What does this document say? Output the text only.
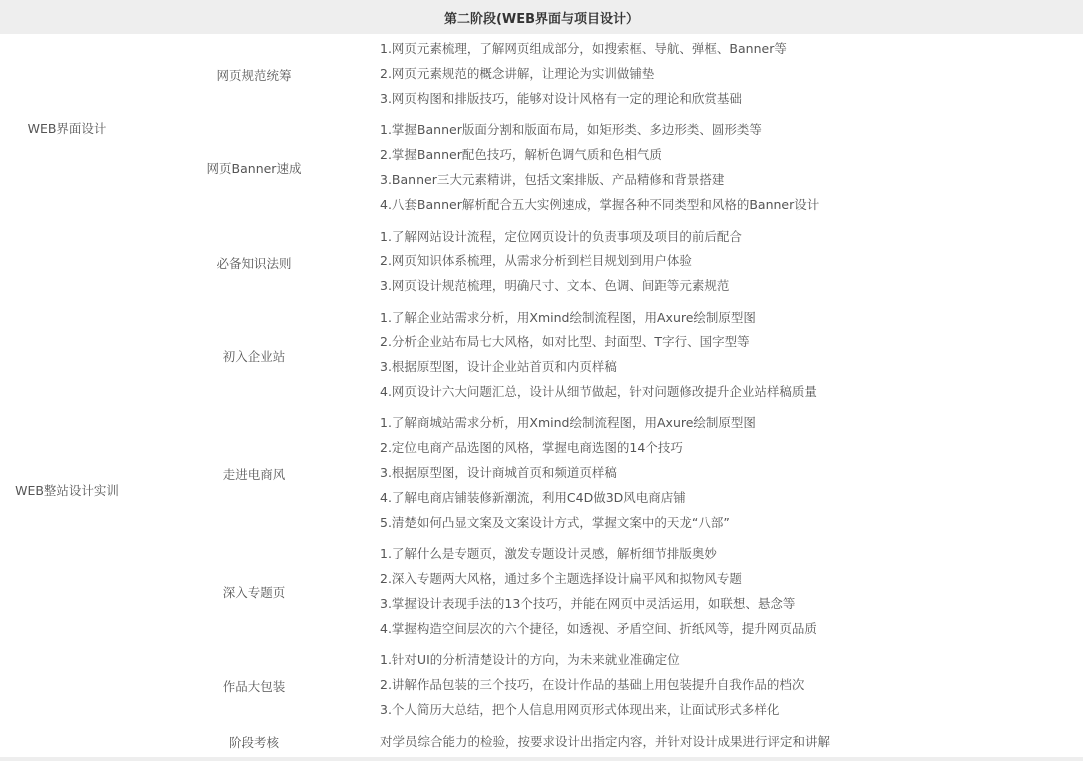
第二阶段(WEB界面与项目设计）
WEB界面设计
WEB整站设计实训
网页规范统筹
网页Banner速成
必备知识法则
初入企业站
走进电商风
深入专题页
作品大包装
阶段考核
1.网页元素梳理，了解网页组成部分，如搜索框、导航、弹框、Banner等
2.网页元素规范的概念讲解，让理论为实训做铺垫
3.网页构图和排版技巧，能够对设计风格有一定的理论和欣赏基础
1.掌握Banner版面分割和版面布局，如矩形类、多边形类、圆形类等
2.掌握Banner配色技巧，解析色调气质和色相气质
3.Banner三大元素精讲，包括文案排版、产品精修和背景搭建
4.八套Banner解析配合五大实例速成，掌握各种不同类型和风格的Banner设计
1.了解网站设计流程，定位网页设计的负责事项及项目的前后配合
2.网页知识体系梳理，从需求分析到栏目规划到用户体验
3.网页设计规范梳理，明确尺寸、文本、色调、间距等元素规范
1.了解企业站需求分析，用Xmind绘制流程图，用Axure绘制原型图
2.分析企业站布局七大风格，如对比型、封面型、T字行、国字型等
3.根据原型图，设计企业站首页和内页样稿
4.网页设计六大问题汇总，设计从细节做起，针对问题修改提升企业站样稿质量
1.了解商城站需求分析，用Xmind绘制流程图，用Axure绘制原型图
2.定位电商产品选图的风格，掌握电商选图的14个技巧
3.根据原型图，设计商城首页和频道页样稿
4.了解电商店铺装修新潮流，利用C4D做3D风电商店铺
5.清楚如何凸显文案及文案设计方式，掌握文案中的天龙“八部”
1.了解什么是专题页，激发专题设计灵感，解析细节排版奥妙
2.深入专题两大风格，通过多个主题选择设计扁平风和拟物风专题
3.掌握设计表现手法的13个技巧，并能在网页中灵活运用，如联想、悬念等
4.掌握构造空间层次的六个捷径，如透视、矛盾空间、折纸风等，提升网页品质
1.针对UI的分析清楚设计的方向，为未来就业准确定位
2.讲解作品包装的三个技巧，在设计作品的基础上用包装提升自我作品的档次
3.个人简历大总结，把个人信息用网页形式体现出来，让面试形式多样化
对学员综合能力的检验，按要求设计出指定内容，并针对设计成果进行评定和讲解
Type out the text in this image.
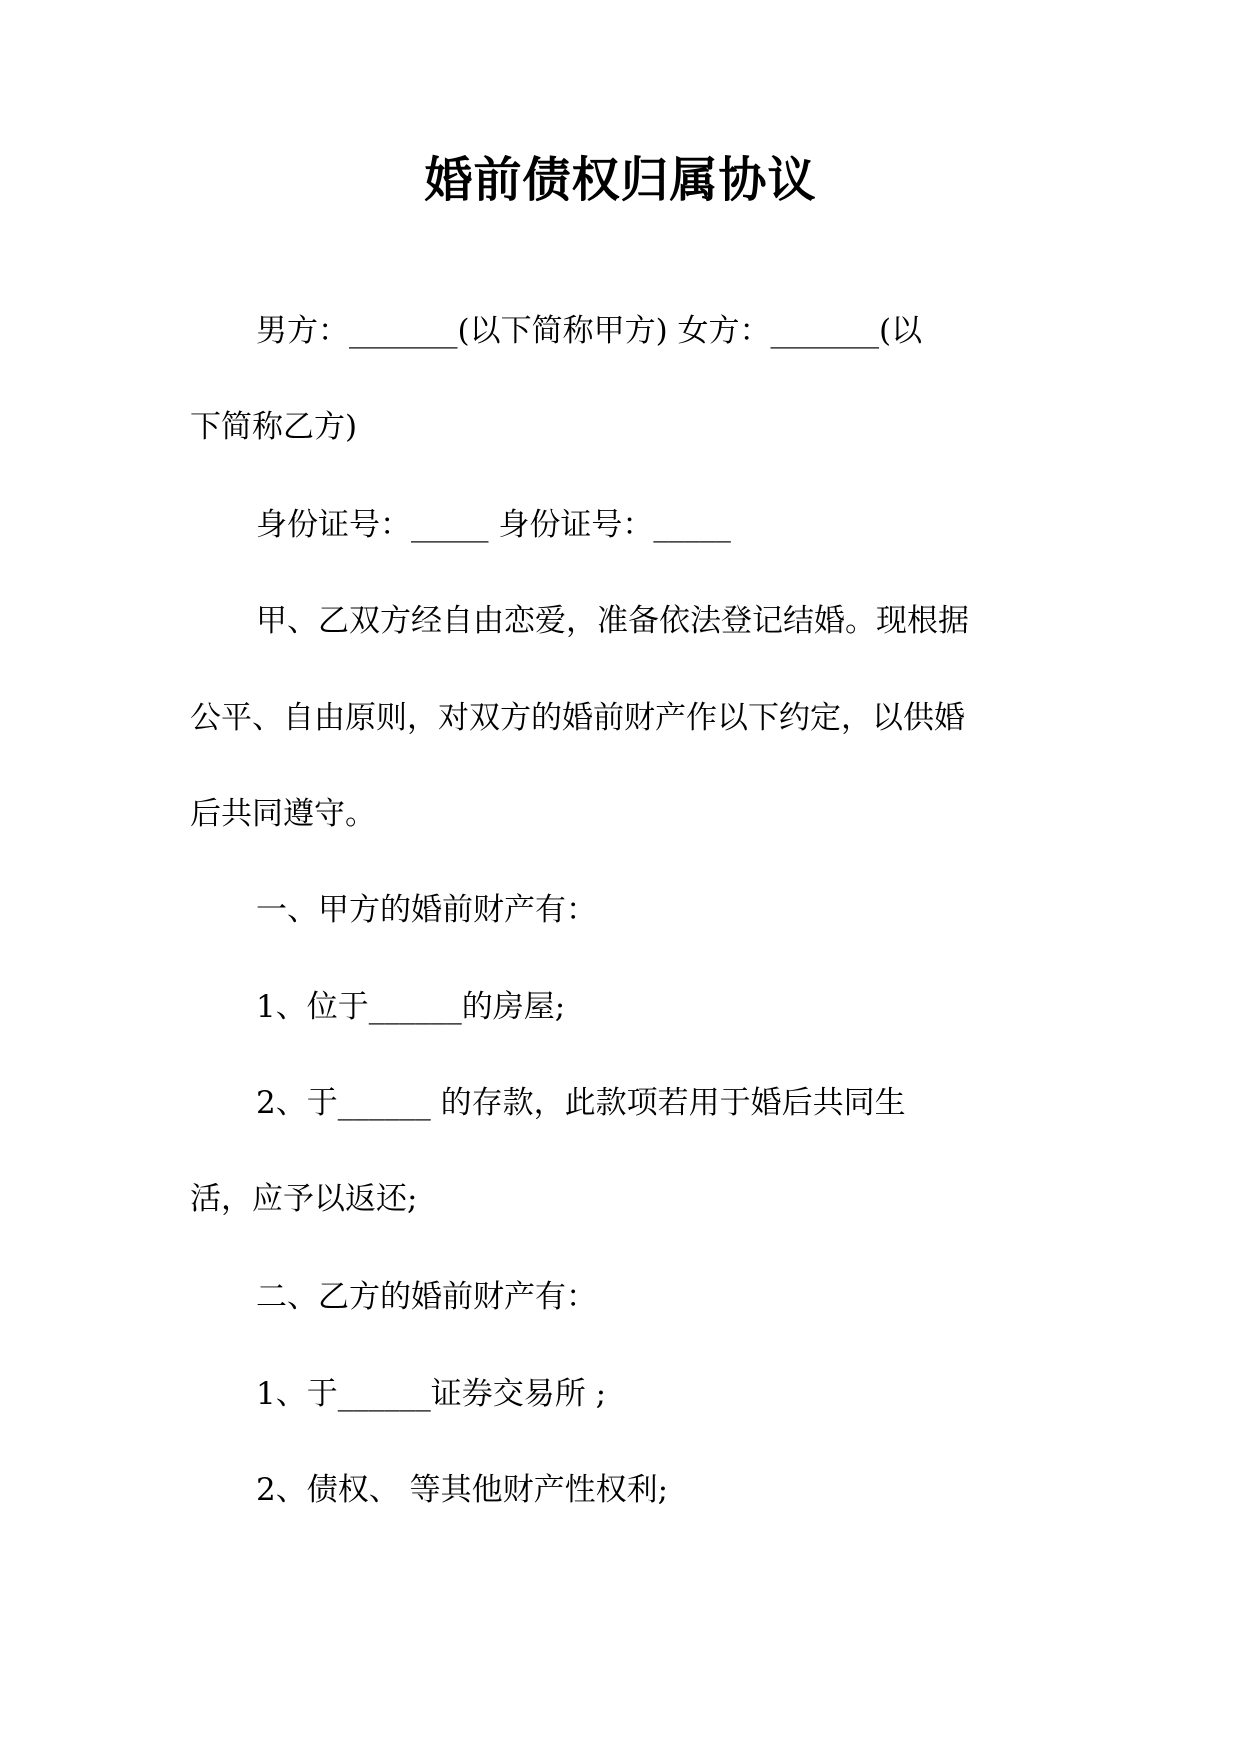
婚前债权归属协议
男方：_______(以下简称甲方) 女方：_______(以
下简称乙方)
身份证号：_____ 身份证号：_____
甲、乙双方经自由恋爱，准备依法登记结婚。现根据
公平、自由原则，对双方的婚前财产作以下约定，以供婚
后共同遵守。
一、甲方的婚前财产有：
1、位于______的房屋;
2、于______ 的存款，此款项若用于婚后共同生
活，应予以返还;
二、乙方的婚前财产有：
1、于______证券交易所 ;
2、债权、 等其他财产性权利;
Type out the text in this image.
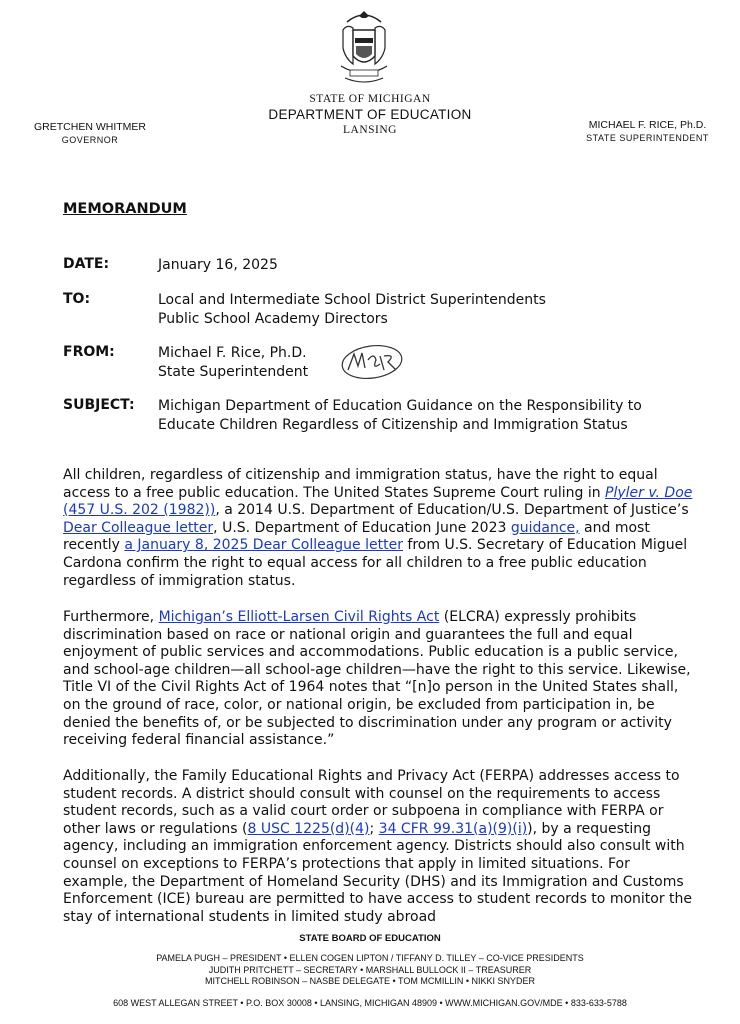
STATE OF MICHIGAN
DEPARTMENT OF EDUCATION
LANSING
GRETCHEN WHITMER
GOVERNOR
MICHAEL F. RICE, Ph.D.
STATE SUPERINTENDENT
MEMORANDUM
DATE:	January 16, 2025
TO:	Local and Intermediate School District Superintendents
Public School Academy Directors
FROM:	Michael F. Rice, Ph.D.
State Superintendent
SUBJECT: Michigan Department of Education Guidance on the Responsibility to
Educate Children Regardless of Citizenship and Immigration Status

All children, regardless of citizenship and immigration status, have the right to equal access to a free public education. The United States Supreme Court ruling in Plyler v. Doe (457 U.S. 202 (1982)), a 2014 U.S. Department of Education/U.S. Department of Justice’s Dear Colleague letter, U.S. Department of Education June 2023 guidance, and most recently a January 8, 2025 Dear Colleague letter from U.S. Secretary of Education Miguel Cardona confirm the right to equal access for all children to a free public education regardless of immigration status.

Furthermore, Michigan’s Elliott-Larsen Civil Rights Act (ELCRA) expressly prohibits discrimination based on race or national origin and guarantees the full and equal enjoyment of public services and accommodations. Public education is a public service, and school-age children—all school-age children—have the right to this service. Likewise, Title VI of the Civil Rights Act of 1964 notes that “[n]o person in the United States shall, on the ground of race, color, or national origin, be excluded from participation in, be denied the benefits of, or be subjected to discrimination under any program or activity receiving federal financial assistance.”

Additionally, the Family Educational Rights and Privacy Act (FERPA) addresses access to student records. A district should consult with counsel on the requirements to access student records, such as a valid court order or subpoena in compliance with FERPA or other laws or regulations (8 USC 1225(d)(4); 34 CFR 99.31(a)(9)(i)), by a requesting agency, including an immigration enforcement agency. Districts should also consult with counsel on exceptions to FERPA’s protections that apply in limited situations. For example, the Department of Homeland Security (DHS) and its Immigration and Customs Enforcement (ICE) bureau are permitted to have access to student records to monitor the stay of international students in limited study abroad

STATE BOARD OF EDUCATION
PAMELA PUGH – PRESIDENT • ELLEN COGEN LIPTON / TIFFANY D. TILLEY – CO-VICE PRESIDENTS
JUDITH PRITCHETT – SECRETARY • MARSHALL BULLOCK II – TREASURER
MITCHELL ROBINSON – NASBE DELEGATE • TOM MCMILLIN • NIKKI SNYDER
608 WEST ALLEGAN STREET • P.O. BOX 30008 • LANSING, MICHIGAN 48909 • WWW.MICHIGAN.GOV/MDE • 833-633-5788
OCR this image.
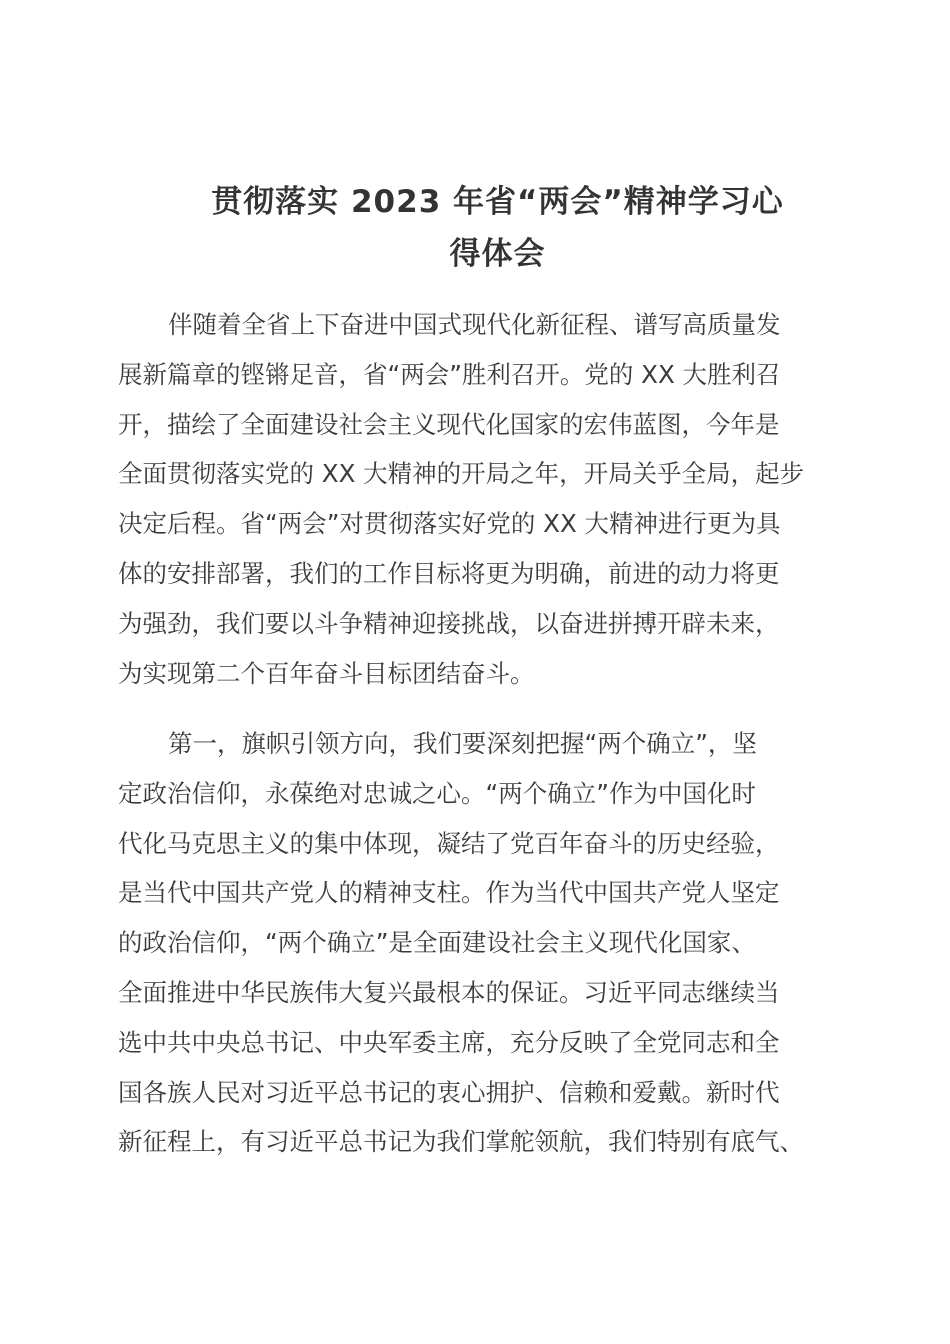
贯彻落实 2023 年省“两会”精神学习心
得体会
伴随着全省上下奋进中国式现代化新征程、谱写高质量发
展新篇章的铿锵足音，省“两会”胜利召开。党的 XX 大胜利召
开，描绘了全面建设社会主义现代化国家的宏伟蓝图，今年是
全面贯彻落实党的 XX 大精神的开局之年，开局关乎全局，起步
决定后程。省“两会”对贯彻落实好党的 XX 大精神进行更为具
体的安排部署，我们的工作目标将更为明确，前进的动力将更
为强劲，我们要以斗争精神迎接挑战，以奋进拼搏开辟未来，
为实现第二个百年奋斗目标团结奋斗。
第一，旗帜引领方向，我们要深刻把握“两个确立”，坚
定政治信仰，永葆绝对忠诚之心。“两个确立”作为中国化时
代化马克思主义的集中体现，凝结了党百年奋斗的历史经验，
是当代中国共产党人的精神支柱。作为当代中国共产党人坚定
的政治信仰，“两个确立”是全面建设社会主义现代化国家、
全面推进中华民族伟大复兴最根本的保证。习近平同志继续当
选中共中央总书记、中央军委主席，充分反映了全党同志和全
国各族人民对习近平总书记的衷心拥护、信赖和爱戴。新时代
新征程上，有习近平总书记为我们掌舵领航，我们特别有底气、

Goal of the exercise
Give back only a number, the number of lines where the string "用Xmind绘制流程图" occurs.

Correct response
2